Y, sin embargo, la España oficial, incluidos grandes partidos y
sindicatos, no se pronuncia al respecto. Y, aun así, lo cierto es que
hay constancia de lo sucedido en una ciudadanía, atónita y crispada, que
ve que, en la España oficial, todo el mundo pierde, como poco, los
nervios.
Más allá de los chascarrillos y del humor facilón,
alguien debería preguntarse si es de recibo que se trate de ese modo a
un ciudadano en el ejercicio de su trabajo. Y alguien debería
preguntarse también la relación que aconteceres así pueden guardar con
un desprestigio que, por méritos propios, va en aumento, tal y como lo
atestiguaba una encuesta que publicó recientemente un diario nacional,
muy monárquico, por cierto, cuyos resultados daban cuenta del aumento
creciente de ciudadanos que, llegado el caso, se pronunciarían por la
República. Y el referido aumento es muy grande en los últimos quince
años, el período que, al decir de Ortega, marca el tiempo de mando de
una generación.
Y, por otro lado, cabe pensar que los grandes
partidos empiezan a ser conscientes de que la opción republicana podría
ir mucho más allá de un cambio en la Jefatura del Estado, es decir, que
implicaría, como ocurrió en su momento, una regeneración política de
arriba abajo y de abajo arriba, que no les dejaría mucho margen a los
dos partidos turnantes de esta segunda Restauración borbónica.

** Material proporcionado **
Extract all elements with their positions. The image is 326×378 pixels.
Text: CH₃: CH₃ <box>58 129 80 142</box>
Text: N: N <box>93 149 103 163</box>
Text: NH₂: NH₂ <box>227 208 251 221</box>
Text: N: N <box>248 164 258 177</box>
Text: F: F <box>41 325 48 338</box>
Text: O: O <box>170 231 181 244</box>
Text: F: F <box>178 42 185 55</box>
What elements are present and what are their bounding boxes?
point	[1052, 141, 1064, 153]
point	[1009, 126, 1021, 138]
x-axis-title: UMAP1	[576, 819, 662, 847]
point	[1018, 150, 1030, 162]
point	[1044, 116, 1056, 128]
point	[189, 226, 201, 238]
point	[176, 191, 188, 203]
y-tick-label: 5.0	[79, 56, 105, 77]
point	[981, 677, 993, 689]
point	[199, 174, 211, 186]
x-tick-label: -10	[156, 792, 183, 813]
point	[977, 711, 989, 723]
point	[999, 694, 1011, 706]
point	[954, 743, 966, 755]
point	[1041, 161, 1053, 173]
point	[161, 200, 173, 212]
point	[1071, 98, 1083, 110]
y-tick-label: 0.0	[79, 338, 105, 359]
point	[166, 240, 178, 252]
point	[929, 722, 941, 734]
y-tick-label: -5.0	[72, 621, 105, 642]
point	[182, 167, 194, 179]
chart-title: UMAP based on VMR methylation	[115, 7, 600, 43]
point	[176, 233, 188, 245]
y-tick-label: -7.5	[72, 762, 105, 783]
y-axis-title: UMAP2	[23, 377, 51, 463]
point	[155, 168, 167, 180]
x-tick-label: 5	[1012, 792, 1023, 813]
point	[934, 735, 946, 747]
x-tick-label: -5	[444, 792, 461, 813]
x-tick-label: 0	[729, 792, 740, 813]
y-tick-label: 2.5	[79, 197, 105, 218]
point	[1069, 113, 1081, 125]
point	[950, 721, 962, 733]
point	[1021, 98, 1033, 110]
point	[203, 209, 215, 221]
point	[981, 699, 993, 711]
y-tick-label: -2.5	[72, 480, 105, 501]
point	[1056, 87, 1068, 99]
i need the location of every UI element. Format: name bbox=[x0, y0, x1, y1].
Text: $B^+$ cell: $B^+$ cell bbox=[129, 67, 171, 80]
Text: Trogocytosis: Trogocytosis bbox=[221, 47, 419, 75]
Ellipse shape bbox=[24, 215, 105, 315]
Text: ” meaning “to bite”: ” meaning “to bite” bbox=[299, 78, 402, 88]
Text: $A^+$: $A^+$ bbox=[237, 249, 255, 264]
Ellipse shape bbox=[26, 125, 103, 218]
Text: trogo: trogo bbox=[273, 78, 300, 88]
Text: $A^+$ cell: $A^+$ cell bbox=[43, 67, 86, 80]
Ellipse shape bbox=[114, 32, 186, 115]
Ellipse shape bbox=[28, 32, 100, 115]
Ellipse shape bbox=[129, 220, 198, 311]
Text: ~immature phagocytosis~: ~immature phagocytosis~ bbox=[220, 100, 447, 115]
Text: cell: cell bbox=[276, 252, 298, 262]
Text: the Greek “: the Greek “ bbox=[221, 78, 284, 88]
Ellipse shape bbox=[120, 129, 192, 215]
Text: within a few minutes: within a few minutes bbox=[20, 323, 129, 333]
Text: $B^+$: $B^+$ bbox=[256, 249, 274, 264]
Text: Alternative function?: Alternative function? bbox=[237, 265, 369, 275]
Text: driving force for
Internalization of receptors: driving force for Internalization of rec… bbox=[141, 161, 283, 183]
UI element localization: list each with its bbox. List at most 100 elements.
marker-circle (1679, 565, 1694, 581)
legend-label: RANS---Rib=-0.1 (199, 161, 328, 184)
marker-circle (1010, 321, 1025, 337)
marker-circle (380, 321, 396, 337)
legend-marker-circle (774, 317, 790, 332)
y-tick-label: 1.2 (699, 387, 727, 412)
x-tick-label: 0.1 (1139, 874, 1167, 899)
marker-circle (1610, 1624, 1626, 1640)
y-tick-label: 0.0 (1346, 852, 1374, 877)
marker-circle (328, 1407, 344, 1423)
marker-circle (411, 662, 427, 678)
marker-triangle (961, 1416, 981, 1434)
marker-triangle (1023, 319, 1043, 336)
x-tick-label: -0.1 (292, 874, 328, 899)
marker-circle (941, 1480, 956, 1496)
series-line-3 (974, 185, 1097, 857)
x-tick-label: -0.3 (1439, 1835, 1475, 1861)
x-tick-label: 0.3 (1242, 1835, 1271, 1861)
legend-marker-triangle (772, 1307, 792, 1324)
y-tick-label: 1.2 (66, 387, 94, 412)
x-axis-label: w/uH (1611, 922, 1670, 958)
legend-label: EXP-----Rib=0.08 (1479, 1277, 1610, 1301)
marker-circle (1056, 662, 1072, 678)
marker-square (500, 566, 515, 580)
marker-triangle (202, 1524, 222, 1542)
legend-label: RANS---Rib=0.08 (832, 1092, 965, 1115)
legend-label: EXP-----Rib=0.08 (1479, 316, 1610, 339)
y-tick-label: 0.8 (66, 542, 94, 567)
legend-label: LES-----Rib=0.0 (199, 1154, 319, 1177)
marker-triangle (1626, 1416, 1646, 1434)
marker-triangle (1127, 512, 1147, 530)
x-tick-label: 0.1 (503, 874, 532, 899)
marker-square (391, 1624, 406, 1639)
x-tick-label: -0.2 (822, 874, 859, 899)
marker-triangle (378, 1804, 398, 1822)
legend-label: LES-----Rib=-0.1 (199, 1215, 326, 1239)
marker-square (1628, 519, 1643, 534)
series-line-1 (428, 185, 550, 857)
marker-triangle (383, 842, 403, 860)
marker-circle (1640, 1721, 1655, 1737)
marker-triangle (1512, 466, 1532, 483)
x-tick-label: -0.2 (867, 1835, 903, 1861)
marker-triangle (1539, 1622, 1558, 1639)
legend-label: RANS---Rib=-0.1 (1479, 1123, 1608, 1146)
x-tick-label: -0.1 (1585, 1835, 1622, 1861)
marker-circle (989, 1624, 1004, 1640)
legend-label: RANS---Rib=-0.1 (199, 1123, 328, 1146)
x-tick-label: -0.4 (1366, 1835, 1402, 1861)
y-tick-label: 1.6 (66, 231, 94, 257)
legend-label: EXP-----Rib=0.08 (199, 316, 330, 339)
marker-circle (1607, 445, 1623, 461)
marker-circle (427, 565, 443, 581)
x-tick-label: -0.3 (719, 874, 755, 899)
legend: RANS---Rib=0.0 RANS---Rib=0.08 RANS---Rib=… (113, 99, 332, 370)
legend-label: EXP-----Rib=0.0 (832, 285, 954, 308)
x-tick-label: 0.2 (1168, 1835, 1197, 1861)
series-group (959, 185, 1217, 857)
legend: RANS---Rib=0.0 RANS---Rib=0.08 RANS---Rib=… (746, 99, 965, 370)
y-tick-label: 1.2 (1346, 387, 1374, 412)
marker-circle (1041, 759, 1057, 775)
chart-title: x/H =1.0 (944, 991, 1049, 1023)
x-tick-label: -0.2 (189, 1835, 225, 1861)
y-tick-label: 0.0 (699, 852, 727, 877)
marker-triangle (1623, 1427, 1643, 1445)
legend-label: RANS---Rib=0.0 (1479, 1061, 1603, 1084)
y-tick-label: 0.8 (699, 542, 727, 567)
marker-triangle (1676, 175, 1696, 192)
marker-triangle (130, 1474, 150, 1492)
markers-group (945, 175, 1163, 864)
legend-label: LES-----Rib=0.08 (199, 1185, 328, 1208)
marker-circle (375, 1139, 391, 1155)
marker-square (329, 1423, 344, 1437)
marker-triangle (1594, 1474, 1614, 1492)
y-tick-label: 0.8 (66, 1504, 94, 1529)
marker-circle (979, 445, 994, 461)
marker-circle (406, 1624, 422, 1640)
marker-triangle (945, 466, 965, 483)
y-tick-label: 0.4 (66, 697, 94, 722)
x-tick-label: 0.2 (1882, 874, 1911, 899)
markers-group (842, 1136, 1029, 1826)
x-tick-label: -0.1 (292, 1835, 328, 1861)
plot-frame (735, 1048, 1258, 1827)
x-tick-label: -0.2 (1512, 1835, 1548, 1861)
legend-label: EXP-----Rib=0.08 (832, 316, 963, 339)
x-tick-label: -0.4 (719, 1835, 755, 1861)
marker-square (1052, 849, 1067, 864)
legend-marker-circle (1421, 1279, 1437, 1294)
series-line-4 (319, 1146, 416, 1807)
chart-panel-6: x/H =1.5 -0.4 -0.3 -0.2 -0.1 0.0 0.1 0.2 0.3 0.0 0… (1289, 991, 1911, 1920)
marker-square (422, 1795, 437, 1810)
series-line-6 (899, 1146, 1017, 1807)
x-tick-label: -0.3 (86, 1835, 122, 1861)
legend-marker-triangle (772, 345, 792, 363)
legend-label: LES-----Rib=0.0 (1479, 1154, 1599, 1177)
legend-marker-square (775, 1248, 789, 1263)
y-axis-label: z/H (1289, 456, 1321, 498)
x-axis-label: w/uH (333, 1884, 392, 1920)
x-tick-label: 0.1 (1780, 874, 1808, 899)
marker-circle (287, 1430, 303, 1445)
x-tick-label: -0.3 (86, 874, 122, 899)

** Objetivo de la tarea **
Por favor, copia del fragmento sobre la opción republicana el pasaje que va desde "Más allá de los" hasta "una generación.", ambos incluidos.

** Respuesta **
Más allá de los chascarrillos y del humor facilón,
alguien debería preguntarse si es de recibo que se trate de ese modo a
un ciudadano en el ejercicio de su trabajo. Y alguien debería
preguntarse también la relación que aconteceres así pueden guardar con
un desprestigio que, por méritos propios, va en aumento, tal y como lo
atestiguaba una encuesta que publicó recientemente un diario nacional,
muy monárquico, por cierto, cuyos resultados daban cuenta del aumento
creciente de ciudadanos que, llegado el caso, se pronunciarían por la
República. Y el referido aumento es muy grande en los últimos quince
años, el período que, al decir de Ortega, marca el tiempo de mando de
una generación.